• _STATED PROBLEM_
Extract the complete data exactly as given.

• _DATASET RECORDS_
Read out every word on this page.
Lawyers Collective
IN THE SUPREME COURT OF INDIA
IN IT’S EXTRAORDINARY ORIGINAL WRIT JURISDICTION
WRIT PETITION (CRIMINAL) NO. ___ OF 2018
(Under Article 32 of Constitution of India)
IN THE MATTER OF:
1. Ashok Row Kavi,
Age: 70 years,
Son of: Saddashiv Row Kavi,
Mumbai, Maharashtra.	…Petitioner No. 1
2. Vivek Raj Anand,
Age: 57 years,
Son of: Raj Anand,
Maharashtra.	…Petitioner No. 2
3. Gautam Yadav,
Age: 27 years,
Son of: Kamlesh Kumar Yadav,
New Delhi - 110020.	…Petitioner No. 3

• _EXPECTED ANSWER_
Read out every word on this page.
Lawyers Collective
IN THE SUPREME COURT OF INDIA
IN IT’S EXTRAORDINARY ORIGINAL WRIT JURISDICTION
WRIT PETITION (CRIMINAL) NO. ___ OF 2018
(Under Article 32 of Constitution of India)
IN THE MATTER OF:
1. Ashok Row Kavi,
Age: 70 years,
Son of: Saddashiv Row Kavi,
Mumbai, Maharashtra.	…Petitioner No. 1
2. Vivek Raj Anand,
Age: 57 years,
Son of: Raj Anand,
Maharashtra.	…Petitioner No. 2
3. Gautam Yadav,
Age: 27 years,
Son of: Kamlesh Kumar Yadav,
New Delhi - 110020.	…Petitioner No. 3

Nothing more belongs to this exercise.